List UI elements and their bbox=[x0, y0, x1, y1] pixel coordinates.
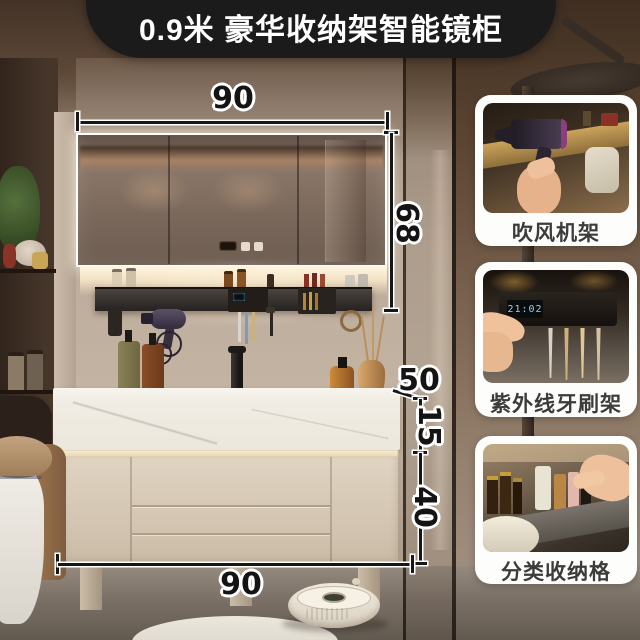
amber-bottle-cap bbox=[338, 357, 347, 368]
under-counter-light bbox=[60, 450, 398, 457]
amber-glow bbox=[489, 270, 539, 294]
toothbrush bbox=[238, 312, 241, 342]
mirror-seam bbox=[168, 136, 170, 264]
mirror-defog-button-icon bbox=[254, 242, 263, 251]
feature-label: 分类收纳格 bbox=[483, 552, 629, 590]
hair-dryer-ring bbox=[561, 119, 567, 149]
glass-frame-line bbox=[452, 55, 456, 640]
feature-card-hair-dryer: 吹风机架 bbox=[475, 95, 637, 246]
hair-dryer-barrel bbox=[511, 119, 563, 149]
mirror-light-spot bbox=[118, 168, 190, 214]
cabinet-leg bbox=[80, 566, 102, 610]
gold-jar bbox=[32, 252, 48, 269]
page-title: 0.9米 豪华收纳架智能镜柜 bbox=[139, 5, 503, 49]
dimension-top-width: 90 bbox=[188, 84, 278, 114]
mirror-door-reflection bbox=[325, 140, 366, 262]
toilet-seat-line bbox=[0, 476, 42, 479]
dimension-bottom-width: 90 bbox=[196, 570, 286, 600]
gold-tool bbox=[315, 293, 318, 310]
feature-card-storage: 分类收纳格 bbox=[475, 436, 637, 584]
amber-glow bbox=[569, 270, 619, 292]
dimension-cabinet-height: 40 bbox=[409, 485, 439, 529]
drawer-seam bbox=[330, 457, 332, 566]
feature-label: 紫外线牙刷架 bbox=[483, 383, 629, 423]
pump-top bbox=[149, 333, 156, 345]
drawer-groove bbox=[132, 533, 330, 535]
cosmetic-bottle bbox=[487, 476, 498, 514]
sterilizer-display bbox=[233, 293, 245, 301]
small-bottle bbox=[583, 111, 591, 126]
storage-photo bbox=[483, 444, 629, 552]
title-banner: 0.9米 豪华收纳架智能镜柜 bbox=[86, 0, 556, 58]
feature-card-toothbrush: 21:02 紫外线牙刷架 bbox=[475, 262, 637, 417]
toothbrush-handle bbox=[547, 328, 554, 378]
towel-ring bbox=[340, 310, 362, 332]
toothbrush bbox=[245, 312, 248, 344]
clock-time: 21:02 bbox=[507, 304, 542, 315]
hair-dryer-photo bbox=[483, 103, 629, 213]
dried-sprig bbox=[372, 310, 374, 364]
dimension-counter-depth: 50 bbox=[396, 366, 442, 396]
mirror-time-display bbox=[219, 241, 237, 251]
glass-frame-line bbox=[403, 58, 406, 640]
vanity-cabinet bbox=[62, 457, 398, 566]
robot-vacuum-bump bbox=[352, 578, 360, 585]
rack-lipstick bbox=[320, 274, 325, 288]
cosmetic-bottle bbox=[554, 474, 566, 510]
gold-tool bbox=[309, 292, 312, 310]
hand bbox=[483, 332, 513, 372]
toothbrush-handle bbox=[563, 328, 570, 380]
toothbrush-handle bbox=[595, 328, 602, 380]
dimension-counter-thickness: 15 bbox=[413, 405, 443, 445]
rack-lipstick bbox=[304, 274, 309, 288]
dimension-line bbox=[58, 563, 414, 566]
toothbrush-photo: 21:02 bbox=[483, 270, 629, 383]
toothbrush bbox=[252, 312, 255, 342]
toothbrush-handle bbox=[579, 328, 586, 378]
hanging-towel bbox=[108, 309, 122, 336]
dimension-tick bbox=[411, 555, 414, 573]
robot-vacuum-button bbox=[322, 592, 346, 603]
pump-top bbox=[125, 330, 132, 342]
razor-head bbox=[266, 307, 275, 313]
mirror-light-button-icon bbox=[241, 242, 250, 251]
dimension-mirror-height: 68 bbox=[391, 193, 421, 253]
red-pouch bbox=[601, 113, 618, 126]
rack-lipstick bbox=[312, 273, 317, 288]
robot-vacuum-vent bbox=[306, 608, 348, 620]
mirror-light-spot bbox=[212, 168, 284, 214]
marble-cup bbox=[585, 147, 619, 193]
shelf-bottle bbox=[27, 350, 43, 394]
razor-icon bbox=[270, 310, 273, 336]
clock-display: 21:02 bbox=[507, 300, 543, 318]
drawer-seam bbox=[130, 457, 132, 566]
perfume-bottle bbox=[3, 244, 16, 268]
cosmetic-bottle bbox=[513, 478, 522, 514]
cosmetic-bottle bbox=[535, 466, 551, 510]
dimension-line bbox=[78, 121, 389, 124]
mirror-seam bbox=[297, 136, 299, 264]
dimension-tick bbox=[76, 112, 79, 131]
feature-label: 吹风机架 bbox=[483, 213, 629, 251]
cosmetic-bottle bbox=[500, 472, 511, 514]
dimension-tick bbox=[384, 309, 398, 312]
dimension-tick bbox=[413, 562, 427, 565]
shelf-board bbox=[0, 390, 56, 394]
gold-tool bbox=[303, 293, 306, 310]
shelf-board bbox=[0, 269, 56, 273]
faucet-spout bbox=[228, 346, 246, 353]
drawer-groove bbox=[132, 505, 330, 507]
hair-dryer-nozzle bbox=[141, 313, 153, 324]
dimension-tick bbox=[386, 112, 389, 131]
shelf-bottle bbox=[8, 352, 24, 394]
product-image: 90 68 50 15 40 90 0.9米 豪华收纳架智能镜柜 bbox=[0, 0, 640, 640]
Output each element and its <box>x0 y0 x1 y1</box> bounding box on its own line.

★ ★ ★ ★ ★ ★ ★

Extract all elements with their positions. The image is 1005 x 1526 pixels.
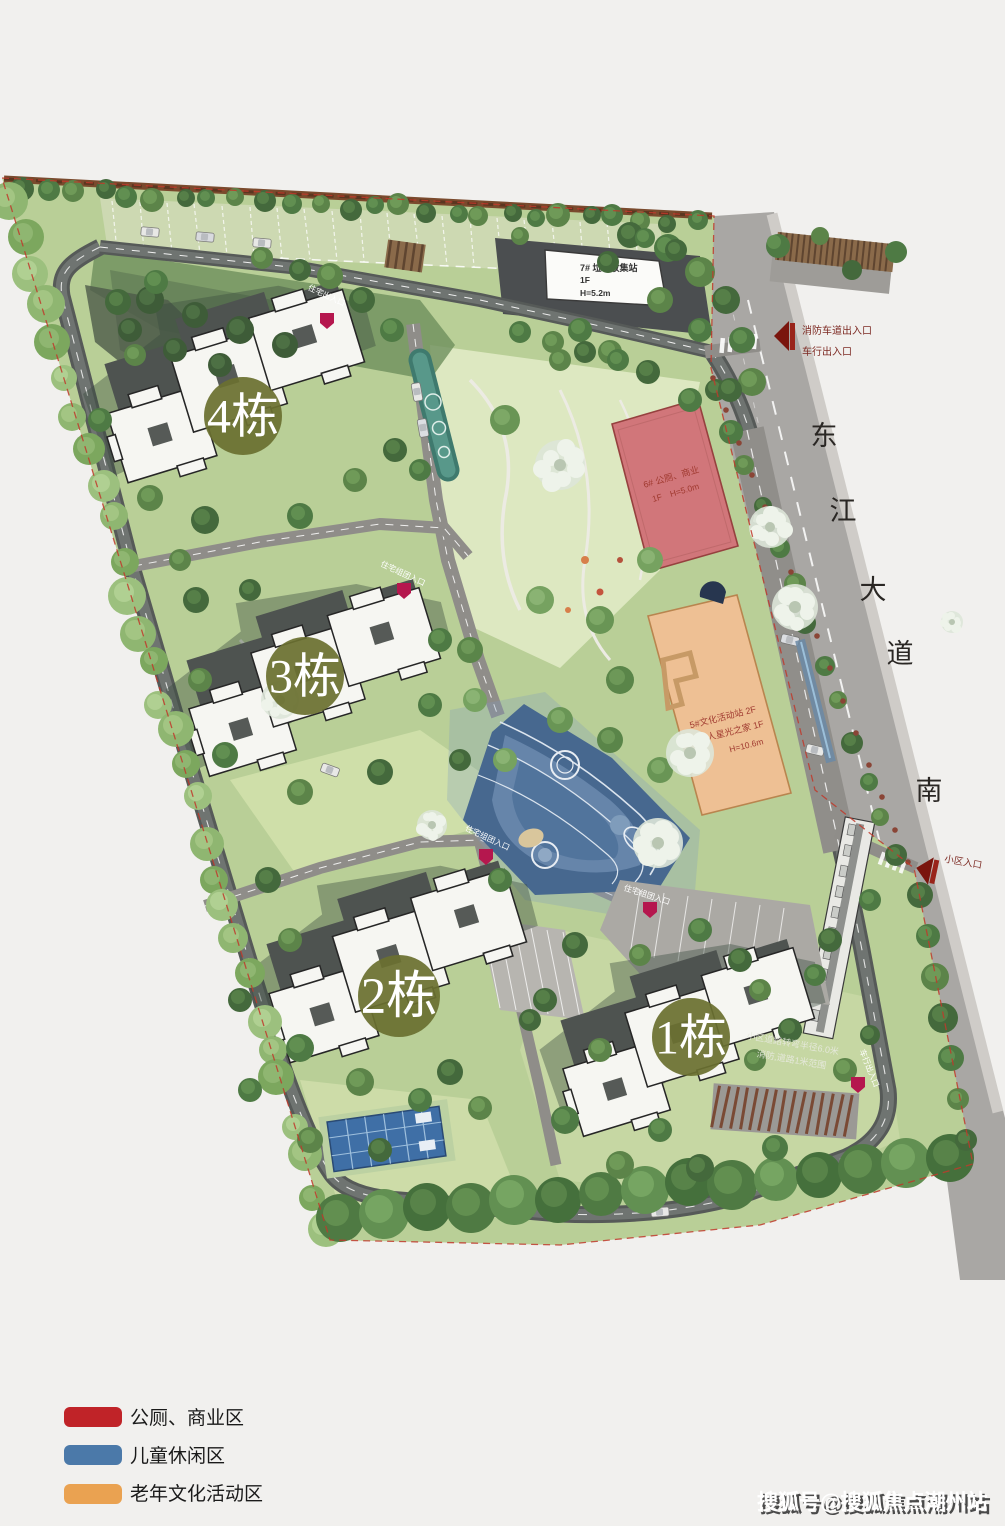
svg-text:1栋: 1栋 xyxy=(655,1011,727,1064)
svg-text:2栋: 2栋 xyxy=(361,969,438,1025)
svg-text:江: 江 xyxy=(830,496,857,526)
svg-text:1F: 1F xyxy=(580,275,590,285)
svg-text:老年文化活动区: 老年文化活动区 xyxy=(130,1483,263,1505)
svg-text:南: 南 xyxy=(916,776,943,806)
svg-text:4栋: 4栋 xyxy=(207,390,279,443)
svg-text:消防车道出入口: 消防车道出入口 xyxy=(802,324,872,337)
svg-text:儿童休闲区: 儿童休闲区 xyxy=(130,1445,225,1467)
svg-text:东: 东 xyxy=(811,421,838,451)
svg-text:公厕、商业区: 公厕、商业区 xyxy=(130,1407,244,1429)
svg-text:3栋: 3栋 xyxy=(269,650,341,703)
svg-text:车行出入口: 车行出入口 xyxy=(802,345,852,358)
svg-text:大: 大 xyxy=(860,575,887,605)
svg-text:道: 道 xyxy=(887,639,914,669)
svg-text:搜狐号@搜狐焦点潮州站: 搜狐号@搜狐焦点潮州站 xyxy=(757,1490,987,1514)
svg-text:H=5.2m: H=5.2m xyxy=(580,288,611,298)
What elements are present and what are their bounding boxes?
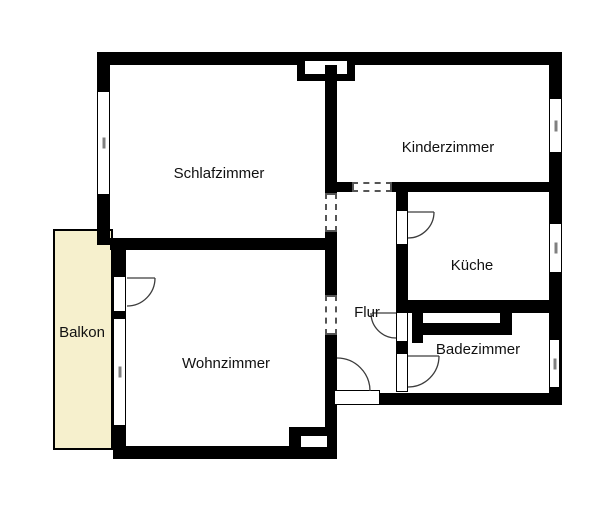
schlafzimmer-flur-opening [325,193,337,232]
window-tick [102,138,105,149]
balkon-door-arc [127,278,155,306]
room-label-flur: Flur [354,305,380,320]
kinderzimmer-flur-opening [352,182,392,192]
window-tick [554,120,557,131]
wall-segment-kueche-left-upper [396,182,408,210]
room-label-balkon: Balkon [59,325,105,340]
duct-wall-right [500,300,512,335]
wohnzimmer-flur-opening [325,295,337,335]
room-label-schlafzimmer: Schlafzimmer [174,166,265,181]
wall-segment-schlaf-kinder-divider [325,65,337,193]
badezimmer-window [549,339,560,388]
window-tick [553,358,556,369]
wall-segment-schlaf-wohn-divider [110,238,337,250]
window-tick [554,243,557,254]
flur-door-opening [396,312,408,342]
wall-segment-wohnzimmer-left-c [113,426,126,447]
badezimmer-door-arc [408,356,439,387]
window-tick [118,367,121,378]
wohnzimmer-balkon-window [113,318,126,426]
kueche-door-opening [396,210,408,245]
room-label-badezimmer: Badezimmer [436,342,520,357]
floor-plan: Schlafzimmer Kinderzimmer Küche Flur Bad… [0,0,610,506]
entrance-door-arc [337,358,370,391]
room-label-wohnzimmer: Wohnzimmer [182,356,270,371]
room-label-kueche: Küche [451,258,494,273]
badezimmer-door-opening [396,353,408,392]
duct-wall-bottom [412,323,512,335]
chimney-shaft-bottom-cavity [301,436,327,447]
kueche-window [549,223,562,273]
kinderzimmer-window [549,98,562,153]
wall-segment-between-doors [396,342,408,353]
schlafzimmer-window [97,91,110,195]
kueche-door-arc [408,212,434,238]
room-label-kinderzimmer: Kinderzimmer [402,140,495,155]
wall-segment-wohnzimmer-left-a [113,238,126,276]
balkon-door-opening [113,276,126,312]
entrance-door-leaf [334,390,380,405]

★ ★ ★ ★ ★ ★ ★

Problem to work on: Convert the lines of the records from the line with "schlafzimmer-flur-opening [325,193,337,232]" to the line with "kueche-door-arc [408,212,434,238]", both included, into a Markdown table with the columns Row and Line, numbering each line and omitting any blank lines.

Exercise output:
| Row | Line |
|---|---|
| 1 | schlafzimmer-flur-opening [325,193,337,232] |
| 2 | window-tick [102,138,105,149] |
| 3 | balkon-door-arc [127,278,155,306] |
| 4 | room-label-flur: Flur [354,305,380,320] |
| 5 | kinderzimmer-flur-opening [352,182,392,192] |
| 6 | window-tick [554,120,557,131] |
| 7 | wall-segment-kueche-left-upper [396,182,408,210] |
| 8 | room-label-balkon: Balkon [59,325,105,340] |
| 9 | duct-wall-right [500,300,512,335] |
| 10 | wohnzimmer-flur-opening [325,295,337,335] |
| 11 | room-label-schlafzimmer: Schlafzimmer [174,166,265,181] |
| 12 | wall-segment-schlaf-kinder-divider [325,65,337,193] |
| 13 | badezimmer-window [549,339,560,388] |
| 14 | window-tick [553,358,556,369] |
| 15 | wall-segment-schlaf-wohn-divider [110,238,337,250] |
| 16 | window-tick [554,243,557,254] |
| 17 | flur-door-opening [396,312,408,342] |
| 18 | wall-segment-wohnzimmer-left-c [113,426,126,447] |
| 19 | badezimmer-door-arc [408,356,439,387] |
| 20 | window-tick [118,367,121,378] |
| 21 | wohnzimmer-balkon-window [113,318,126,426] |
| 22 | kueche-door-opening [396,210,408,245] |
| 23 | room-label-badezimmer: Badezimmer [436,342,520,357] |
| 24 | floor-plan: Schlafzimmer Kinderzimmer Küche Flur Bad… [0,0,610,506] |
| 25 | entrance-door-arc [337,358,370,391] |
| 26 | room-label-wohnzimmer: Wohnzimmer [182,356,270,371] |
| 27 | room-label-kueche: Küche [451,258,494,273] |
| 28 | badezimmer-door-opening [396,353,408,392] |
| 29 | duct-wall-bottom [412,323,512,335] |
| 30 | chimney-shaft-bottom-cavity [301,436,327,447] |
| 31 | kueche-window [549,223,562,273] |
| 32 | kinderzimmer-window [549,98,562,153] |
| 33 | wall-segment-between-doors [396,342,408,353] |
| 34 | schlafzimmer-window [97,91,110,195] |
| 35 | kueche-door-arc [408,212,434,238] |